═════ PROVIDED RECORDS

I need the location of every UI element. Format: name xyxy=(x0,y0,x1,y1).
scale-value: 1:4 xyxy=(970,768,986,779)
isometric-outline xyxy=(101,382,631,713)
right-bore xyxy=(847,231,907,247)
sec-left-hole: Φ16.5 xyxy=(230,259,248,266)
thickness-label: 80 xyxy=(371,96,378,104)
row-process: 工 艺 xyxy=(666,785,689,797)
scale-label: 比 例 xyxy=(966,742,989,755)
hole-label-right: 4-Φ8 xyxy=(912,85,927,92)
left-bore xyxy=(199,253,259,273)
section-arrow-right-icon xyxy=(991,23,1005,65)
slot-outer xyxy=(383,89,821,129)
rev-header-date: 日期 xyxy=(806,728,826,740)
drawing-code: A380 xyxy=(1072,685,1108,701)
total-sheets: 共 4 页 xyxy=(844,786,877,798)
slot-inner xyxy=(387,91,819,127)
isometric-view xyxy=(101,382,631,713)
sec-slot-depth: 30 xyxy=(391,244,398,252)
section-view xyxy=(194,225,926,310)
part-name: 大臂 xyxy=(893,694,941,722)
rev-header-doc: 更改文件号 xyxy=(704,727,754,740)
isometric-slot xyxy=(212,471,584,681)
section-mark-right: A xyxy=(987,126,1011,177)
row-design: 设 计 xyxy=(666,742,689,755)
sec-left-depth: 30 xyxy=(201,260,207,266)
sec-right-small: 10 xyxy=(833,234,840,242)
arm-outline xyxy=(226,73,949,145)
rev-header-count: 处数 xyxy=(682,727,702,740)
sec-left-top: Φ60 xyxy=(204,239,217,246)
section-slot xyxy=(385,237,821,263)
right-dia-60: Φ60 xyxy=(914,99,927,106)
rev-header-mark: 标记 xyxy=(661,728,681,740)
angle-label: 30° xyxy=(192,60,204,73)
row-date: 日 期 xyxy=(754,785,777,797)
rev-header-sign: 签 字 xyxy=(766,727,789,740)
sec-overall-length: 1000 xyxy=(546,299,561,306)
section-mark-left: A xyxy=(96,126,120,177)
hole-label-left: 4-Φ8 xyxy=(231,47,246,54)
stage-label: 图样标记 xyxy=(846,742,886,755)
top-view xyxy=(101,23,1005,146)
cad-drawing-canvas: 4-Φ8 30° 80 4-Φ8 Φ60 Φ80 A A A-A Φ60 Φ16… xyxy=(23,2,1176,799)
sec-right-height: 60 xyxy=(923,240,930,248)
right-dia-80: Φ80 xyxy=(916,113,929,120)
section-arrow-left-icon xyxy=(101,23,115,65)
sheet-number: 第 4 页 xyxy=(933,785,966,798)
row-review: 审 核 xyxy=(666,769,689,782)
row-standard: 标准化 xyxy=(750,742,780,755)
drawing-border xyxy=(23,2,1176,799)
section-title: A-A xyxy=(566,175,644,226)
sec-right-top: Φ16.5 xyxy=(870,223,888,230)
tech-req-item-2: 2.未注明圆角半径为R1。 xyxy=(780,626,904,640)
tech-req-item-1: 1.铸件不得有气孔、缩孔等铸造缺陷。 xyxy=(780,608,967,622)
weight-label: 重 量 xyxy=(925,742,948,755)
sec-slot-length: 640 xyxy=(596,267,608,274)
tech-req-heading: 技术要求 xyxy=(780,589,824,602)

══════════

WORK INSTRUCTIONS
Extract every line of the data above that contains the string "slot", copying each one in full.

EXERCISE OUTPUT
slot-outer xyxy=(383,89,821,129)
slot-inner xyxy=(387,91,819,127)
sec-slot-depth: 30 xyxy=(391,244,398,252)
isometric-slot xyxy=(212,471,584,681)
section-slot xyxy=(385,237,821,263)
sec-slot-length: 640 xyxy=(596,267,608,274)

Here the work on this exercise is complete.